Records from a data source
——

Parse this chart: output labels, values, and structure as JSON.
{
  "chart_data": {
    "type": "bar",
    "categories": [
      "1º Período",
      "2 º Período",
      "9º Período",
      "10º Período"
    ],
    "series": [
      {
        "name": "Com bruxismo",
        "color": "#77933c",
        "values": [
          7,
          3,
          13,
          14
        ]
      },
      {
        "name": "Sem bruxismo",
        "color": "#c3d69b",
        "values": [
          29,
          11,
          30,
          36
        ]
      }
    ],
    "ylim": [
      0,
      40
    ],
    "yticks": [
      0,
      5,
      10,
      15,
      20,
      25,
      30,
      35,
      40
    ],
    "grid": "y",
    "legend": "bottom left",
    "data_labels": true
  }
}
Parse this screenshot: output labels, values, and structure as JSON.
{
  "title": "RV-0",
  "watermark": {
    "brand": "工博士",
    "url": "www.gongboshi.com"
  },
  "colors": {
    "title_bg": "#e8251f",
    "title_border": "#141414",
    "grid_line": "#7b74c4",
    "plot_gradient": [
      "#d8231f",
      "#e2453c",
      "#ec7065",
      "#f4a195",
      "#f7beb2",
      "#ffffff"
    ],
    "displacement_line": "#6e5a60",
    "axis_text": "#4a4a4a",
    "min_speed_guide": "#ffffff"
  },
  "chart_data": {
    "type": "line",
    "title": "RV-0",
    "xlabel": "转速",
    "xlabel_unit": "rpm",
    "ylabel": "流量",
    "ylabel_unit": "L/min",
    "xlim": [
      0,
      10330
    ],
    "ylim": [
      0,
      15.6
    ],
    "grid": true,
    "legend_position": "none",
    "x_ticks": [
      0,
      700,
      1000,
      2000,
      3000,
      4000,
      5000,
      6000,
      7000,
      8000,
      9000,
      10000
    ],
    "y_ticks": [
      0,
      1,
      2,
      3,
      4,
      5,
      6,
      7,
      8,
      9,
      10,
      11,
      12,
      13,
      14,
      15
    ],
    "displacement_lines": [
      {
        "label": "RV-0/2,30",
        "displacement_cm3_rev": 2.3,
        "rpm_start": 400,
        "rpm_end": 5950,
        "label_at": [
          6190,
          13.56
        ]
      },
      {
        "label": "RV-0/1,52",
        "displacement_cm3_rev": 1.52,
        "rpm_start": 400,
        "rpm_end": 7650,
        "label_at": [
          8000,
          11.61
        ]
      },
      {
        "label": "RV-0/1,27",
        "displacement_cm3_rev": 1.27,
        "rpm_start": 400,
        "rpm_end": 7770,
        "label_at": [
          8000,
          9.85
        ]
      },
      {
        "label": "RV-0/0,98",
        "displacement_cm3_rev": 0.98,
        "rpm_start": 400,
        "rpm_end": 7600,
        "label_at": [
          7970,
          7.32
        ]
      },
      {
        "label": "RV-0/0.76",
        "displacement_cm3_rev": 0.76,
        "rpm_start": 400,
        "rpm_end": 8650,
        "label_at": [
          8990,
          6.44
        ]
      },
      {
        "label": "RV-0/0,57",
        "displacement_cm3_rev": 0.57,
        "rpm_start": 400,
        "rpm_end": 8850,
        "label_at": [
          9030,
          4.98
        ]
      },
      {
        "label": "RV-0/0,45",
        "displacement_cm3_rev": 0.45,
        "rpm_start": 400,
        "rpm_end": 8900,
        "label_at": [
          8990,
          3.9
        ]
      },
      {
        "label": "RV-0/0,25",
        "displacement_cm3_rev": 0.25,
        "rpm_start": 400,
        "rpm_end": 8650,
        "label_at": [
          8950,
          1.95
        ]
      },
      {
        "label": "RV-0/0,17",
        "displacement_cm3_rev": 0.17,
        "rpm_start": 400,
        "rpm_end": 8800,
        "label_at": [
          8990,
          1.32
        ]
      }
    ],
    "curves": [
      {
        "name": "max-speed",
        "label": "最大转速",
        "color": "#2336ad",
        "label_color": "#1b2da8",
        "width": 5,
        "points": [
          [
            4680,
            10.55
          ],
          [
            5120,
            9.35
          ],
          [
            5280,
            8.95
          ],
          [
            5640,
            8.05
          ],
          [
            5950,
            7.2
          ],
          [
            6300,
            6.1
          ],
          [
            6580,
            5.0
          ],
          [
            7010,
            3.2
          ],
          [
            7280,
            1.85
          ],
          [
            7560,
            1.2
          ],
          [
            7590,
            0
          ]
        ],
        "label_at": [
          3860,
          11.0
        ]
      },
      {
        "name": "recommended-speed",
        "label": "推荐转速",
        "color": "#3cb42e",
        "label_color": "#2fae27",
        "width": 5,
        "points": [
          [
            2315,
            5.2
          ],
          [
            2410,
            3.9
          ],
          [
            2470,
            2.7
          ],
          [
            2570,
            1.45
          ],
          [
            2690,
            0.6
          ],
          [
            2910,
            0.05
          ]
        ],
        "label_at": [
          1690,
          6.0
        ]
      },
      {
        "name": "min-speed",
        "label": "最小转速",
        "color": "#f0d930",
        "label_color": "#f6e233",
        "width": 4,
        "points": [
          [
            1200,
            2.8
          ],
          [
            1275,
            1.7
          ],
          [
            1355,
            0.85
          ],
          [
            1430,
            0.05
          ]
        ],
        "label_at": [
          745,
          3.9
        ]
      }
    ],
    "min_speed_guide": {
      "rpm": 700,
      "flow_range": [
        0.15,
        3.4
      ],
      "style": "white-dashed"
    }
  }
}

——

▶ [Your goal]: Set down the material above again, word for word.

▶ [Final result]:
Parse this chart: output labels, values, and structure as JSON.
{
  "chart_data": {
    "type": "bar",
    "categories": [
      "1º Período",
      "2 º Período",
      "9º Período",
      "10º Período"
    ],
    "series": [
      {
        "name": "Com bruxismo",
        "color": "#77933c",
        "values": [
          7,
          3,
          13,
          14
        ]
      },
      {
        "name": "Sem bruxismo",
        "color": "#c3d69b",
        "values": [
          29,
          11,
          30,
          36
        ]
      }
    ],
    "ylim": [
      0,
      40
    ],
    "yticks": [
      0,
      5,
      10,
      15,
      20,
      25,
      30,
      35,
      40
    ],
    "grid": "y",
    "legend": "bottom left",
    "data_labels": true
  }
}
Parse this screenshot: output labels, values, and structure as JSON.
{
  "title": "RV-0",
  "watermark": {
    "brand": "工博士",
    "url": "www.gongboshi.com"
  },
  "colors": {
    "title_bg": "#e8251f",
    "title_border": "#141414",
    "grid_line": "#7b74c4",
    "plot_gradient": [
      "#d8231f",
      "#e2453c",
      "#ec7065",
      "#f4a195",
      "#f7beb2",
      "#ffffff"
    ],
    "displacement_line": "#6e5a60",
    "axis_text": "#4a4a4a",
    "min_speed_guide": "#ffffff"
  },
  "chart_data": {
    "type": "line",
    "title": "RV-0",
    "xlabel": "转速",
    "xlabel_unit": "rpm",
    "ylabel": "流量",
    "ylabel_unit": "L/min",
    "xlim": [
      0,
      10330
    ],
    "ylim": [
      0,
      15.6
    ],
    "grid": true,
    "legend_position": "none",
    "x_ticks": [
      0,
      700,
      1000,
      2000,
      3000,
      4000,
      5000,
      6000,
      7000,
      8000,
      9000,
      10000
    ],
    "y_ticks": [
      0,
      1,
      2,
      3,
      4,
      5,
      6,
      7,
      8,
      9,
      10,
      11,
      12,
      13,
      14,
      15
    ],
    "displacement_lines": [
      {
        "label": "RV-0/2,30",
        "displacement_cm3_rev": 2.3,
        "rpm_start": 400,
        "rpm_end": 5950,
        "label_at": [
          6190,
          13.56
        ]
      },
      {
        "label": "RV-0/1,52",
        "displacement_cm3_rev": 1.52,
        "rpm_start": 400,
        "rpm_end": 7650,
        "label_at": [
          8000,
          11.61
        ]
      },
      {
        "label": "RV-0/1,27",
        "displacement_cm3_rev": 1.27,
        "rpm_start": 400,
        "rpm_end": 7770,
        "label_at": [
          8000,
          9.85
        ]
      },
      {
        "label": "RV-0/0,98",
        "displacement_cm3_rev": 0.98,
        "rpm_start": 400,
        "rpm_end": 7600,
        "label_at": [
          7970,
          7.32
        ]
      },
      {
        "label": "RV-0/0.76",
        "displacement_cm3_rev": 0.76,
        "rpm_start": 400,
        "rpm_end": 8650,
        "label_at": [
          8990,
          6.44
        ]
      },
      {
        "label": "RV-0/0,57",
        "displacement_cm3_rev": 0.57,
        "rpm_start": 400,
        "rpm_end": 8850,
        "label_at": [
          9030,
          4.98
        ]
      },
      {
        "label": "RV-0/0,45",
        "displacement_cm3_rev": 0.45,
        "rpm_start": 400,
        "rpm_end": 8900,
        "label_at": [
          8990,
          3.9
        ]
      },
      {
        "label": "RV-0/0,25",
        "displacement_cm3_rev": 0.25,
        "rpm_start": 400,
        "rpm_end": 8650,
        "label_at": [
          8950,
          1.95
        ]
      },
      {
        "label": "RV-0/0,17",
        "displacement_cm3_rev": 0.17,
        "rpm_start": 400,
        "rpm_end": 8800,
        "label_at": [
          8990,
          1.32
        ]
      }
    ],
    "curves": [
      {
        "name": "max-speed",
        "label": "最大转速",
        "color": "#2336ad",
        "label_color": "#1b2da8",
        "width": 5,
        "points": [
          [
            4680,
            10.55
          ],
          [
            5120,
            9.35
          ],
          [
            5280,
            8.95
          ],
          [
            5640,
            8.05
          ],
          [
            5950,
            7.2
          ],
          [
            6300,
            6.1
          ],
          [
            6580,
            5.0
          ],
          [
            7010,
            3.2
          ],
          [
            7280,
            1.85
          ],
          [
            7560,
            1.2
          ],
          [
            7590,
            0
          ]
        ],
        "label_at": [
          3860,
          11.0
        ]
      },
      {
        "name": "recommended-speed",
        "label": "推荐转速",
        "color": "#3cb42e",
        "label_color": "#2fae27",
        "width": 5,
        "points": [
          [
            2315,
            5.2
          ],
          [
            2410,
            3.9
          ],
          [
            2470,
            2.7
          ],
          [
            2570,
            1.45
          ],
          [
            2690,
            0.6
          ],
          [
            2910,
            0.05
          ]
        ],
        "label_at": [
          1690,
          6.0
        ]
      },
      {
        "name": "min-speed",
        "label": "最小转速",
        "color": "#f0d930",
        "label_color": "#f6e233",
        "width": 4,
        "points": [
          [
            1200,
            2.8
          ],
          [
            1275,
            1.7
          ],
          [
            1355,
            0.85
          ],
          [
            1430,
            0.05
          ]
        ],
        "label_at": [
          745,
          3.9
        ]
      }
    ],
    "min_speed_guide": {
      "rpm": 700,
      "flow_range": [
        0.15,
        3.4
      ],
      "style": "white-dashed"
    }
  }
}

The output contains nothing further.